_Record extracts_
..........

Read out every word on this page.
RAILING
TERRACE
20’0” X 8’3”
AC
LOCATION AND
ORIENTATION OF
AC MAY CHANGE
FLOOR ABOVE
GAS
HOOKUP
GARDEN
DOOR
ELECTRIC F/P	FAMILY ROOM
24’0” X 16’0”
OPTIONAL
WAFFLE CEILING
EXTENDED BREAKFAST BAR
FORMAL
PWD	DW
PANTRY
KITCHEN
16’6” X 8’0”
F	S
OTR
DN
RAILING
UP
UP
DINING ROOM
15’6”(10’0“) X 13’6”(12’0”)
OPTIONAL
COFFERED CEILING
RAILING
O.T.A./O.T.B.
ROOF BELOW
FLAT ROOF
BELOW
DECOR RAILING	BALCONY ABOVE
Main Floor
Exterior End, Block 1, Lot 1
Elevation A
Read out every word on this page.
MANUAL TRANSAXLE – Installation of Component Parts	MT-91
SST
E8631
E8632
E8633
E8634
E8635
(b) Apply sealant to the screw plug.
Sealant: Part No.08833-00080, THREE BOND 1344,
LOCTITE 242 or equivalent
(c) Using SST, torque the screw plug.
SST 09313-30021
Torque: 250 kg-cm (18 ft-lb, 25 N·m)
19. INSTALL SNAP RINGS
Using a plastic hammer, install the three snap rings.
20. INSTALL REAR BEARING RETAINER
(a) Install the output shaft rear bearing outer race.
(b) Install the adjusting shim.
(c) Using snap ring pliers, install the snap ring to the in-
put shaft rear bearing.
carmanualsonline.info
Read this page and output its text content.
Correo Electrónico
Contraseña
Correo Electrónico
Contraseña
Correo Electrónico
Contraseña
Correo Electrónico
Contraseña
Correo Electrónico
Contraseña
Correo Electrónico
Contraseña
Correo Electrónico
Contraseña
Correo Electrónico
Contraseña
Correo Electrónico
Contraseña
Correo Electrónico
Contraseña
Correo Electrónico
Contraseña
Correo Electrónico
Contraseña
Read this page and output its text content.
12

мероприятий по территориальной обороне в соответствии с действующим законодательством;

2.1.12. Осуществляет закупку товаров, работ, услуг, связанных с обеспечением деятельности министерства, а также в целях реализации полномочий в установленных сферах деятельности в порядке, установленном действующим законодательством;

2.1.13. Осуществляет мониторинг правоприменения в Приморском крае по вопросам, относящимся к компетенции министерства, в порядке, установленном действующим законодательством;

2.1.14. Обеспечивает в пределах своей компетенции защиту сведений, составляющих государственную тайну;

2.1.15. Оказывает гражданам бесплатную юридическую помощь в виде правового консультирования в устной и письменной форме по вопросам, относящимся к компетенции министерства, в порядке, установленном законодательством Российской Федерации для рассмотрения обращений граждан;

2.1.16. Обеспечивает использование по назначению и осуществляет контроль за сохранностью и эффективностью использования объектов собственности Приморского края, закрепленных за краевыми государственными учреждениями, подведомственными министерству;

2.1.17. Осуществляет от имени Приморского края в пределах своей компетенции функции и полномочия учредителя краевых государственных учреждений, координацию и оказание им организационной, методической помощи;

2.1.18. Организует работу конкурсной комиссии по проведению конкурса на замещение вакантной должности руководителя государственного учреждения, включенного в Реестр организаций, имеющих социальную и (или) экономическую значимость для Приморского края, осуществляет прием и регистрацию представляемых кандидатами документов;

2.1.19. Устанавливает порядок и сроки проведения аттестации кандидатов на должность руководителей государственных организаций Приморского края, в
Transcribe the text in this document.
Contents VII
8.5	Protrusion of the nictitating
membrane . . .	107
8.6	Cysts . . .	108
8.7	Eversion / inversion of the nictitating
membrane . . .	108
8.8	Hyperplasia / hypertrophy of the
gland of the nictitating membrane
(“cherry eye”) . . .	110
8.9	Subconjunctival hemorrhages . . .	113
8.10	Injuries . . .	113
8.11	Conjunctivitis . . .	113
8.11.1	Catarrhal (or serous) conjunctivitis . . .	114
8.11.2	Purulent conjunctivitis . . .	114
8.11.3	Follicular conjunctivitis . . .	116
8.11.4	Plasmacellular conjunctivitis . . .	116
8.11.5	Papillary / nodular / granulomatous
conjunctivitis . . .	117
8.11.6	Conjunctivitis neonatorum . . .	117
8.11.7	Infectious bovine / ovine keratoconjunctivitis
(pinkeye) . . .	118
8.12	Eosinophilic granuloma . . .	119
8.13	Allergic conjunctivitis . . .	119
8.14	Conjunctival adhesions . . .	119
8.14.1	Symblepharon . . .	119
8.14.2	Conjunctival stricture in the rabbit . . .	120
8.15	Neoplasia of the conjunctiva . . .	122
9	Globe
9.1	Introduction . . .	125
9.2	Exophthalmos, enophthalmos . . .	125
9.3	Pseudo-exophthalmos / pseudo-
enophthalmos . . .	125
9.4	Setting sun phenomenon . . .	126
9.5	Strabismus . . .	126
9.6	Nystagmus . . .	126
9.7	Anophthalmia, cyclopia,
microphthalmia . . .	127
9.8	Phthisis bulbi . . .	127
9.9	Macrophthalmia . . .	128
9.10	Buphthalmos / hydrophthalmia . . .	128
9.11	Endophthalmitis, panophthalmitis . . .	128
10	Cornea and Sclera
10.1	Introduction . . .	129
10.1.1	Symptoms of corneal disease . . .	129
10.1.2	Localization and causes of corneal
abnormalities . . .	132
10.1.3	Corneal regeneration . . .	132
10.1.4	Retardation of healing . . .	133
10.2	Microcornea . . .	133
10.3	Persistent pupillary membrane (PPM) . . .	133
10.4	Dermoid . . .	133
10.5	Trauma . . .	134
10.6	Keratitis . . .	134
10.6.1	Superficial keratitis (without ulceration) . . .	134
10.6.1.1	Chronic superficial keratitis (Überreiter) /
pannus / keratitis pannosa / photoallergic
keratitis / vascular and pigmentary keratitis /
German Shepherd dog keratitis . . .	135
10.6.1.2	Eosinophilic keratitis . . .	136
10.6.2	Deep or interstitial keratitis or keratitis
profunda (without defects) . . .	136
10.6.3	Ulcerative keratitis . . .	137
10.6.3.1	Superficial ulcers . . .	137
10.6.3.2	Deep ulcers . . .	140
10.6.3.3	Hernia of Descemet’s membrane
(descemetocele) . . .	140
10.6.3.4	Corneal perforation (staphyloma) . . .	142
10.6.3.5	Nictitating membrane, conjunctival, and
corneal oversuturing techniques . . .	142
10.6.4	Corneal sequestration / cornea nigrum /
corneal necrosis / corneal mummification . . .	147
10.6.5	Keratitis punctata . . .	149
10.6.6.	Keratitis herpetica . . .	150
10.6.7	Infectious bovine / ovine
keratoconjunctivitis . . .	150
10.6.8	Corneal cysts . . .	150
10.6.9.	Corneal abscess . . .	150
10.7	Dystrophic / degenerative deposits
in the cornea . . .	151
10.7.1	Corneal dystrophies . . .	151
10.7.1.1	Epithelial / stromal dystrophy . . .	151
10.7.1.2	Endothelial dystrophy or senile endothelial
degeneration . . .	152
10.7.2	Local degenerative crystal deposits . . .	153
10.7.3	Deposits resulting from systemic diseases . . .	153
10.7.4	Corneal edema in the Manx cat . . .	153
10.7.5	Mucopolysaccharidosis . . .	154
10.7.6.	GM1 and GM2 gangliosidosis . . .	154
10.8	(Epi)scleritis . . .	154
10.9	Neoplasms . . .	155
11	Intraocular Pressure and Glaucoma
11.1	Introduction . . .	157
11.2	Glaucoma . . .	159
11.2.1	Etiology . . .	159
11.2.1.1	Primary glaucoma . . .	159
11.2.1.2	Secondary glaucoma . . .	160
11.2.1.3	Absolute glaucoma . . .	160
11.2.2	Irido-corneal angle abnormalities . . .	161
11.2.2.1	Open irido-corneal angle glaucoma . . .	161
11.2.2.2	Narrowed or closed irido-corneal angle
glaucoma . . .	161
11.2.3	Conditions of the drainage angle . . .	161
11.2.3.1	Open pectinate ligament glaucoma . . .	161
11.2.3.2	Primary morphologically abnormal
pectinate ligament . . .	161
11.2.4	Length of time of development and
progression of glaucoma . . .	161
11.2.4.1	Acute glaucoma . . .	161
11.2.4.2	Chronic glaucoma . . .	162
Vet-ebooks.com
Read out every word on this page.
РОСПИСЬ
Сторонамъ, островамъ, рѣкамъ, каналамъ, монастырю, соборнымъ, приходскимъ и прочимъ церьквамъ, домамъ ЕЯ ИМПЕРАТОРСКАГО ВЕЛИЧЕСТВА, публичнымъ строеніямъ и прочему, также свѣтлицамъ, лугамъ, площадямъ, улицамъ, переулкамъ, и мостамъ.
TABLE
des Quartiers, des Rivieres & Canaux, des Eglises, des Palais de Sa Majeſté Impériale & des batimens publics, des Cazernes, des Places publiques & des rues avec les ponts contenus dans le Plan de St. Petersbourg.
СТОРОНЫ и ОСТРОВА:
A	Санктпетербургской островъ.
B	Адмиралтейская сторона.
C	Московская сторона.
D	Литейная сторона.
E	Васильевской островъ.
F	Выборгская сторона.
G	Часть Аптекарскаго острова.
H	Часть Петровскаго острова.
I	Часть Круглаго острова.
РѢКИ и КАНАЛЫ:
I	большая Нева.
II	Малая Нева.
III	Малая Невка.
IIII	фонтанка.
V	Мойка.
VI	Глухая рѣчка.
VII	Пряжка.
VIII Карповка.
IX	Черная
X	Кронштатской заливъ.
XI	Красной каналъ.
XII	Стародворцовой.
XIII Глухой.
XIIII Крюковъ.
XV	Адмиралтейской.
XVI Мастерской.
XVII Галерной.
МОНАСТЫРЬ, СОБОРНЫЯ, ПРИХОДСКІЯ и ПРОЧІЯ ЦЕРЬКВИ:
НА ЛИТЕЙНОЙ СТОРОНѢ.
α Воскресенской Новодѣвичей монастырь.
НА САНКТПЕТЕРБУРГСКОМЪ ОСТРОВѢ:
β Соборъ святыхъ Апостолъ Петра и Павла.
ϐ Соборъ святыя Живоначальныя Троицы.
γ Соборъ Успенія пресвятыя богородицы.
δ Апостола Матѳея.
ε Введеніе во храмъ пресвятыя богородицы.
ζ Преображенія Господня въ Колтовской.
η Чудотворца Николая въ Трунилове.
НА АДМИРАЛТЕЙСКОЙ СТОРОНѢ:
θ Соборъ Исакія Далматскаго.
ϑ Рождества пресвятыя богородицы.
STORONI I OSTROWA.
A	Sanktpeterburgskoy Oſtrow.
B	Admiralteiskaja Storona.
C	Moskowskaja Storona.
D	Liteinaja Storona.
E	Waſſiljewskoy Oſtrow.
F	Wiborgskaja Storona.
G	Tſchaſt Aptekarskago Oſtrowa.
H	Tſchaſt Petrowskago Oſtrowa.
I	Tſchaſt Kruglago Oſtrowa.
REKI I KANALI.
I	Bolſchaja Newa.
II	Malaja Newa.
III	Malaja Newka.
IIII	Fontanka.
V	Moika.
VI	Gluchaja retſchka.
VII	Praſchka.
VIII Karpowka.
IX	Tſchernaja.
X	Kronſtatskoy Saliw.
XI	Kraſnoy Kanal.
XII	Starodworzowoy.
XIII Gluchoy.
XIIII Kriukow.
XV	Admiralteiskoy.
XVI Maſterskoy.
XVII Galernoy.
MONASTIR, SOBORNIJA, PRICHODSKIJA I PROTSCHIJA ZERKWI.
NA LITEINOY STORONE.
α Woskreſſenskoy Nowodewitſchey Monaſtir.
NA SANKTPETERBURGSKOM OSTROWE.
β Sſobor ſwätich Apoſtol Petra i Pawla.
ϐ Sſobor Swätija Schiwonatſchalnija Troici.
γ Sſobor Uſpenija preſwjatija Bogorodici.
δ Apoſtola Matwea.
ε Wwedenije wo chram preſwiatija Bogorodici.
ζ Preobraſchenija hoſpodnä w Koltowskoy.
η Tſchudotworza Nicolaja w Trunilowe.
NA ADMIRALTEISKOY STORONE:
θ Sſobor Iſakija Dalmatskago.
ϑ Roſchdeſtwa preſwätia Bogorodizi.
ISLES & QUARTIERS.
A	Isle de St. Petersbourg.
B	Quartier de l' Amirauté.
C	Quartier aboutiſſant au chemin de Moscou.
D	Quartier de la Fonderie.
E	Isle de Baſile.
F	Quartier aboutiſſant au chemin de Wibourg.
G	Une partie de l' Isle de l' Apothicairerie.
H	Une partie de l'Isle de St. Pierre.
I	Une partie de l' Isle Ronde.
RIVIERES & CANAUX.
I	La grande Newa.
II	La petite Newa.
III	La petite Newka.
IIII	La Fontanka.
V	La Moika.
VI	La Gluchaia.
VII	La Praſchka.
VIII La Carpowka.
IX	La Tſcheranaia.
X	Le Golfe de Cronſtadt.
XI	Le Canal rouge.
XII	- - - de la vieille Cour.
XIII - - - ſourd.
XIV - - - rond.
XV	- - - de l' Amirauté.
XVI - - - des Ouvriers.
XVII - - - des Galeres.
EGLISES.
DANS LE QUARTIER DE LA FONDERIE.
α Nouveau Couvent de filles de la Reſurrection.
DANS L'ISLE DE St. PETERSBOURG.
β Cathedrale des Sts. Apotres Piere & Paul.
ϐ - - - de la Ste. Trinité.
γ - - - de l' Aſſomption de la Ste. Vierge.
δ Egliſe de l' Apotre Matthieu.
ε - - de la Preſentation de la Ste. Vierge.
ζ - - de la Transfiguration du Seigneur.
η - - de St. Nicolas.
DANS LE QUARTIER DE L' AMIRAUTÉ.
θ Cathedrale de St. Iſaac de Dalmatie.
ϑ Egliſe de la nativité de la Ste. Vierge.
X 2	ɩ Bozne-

..........

_Exercise aim_
Where does the word "Using" appear? Return each line that holds it.

_Task output_
(c) Using SST, torque the screw plug.
Using a plastic hammer, install the three snap rings.
(c) Using snap ring pliers, install the snap ring to the in-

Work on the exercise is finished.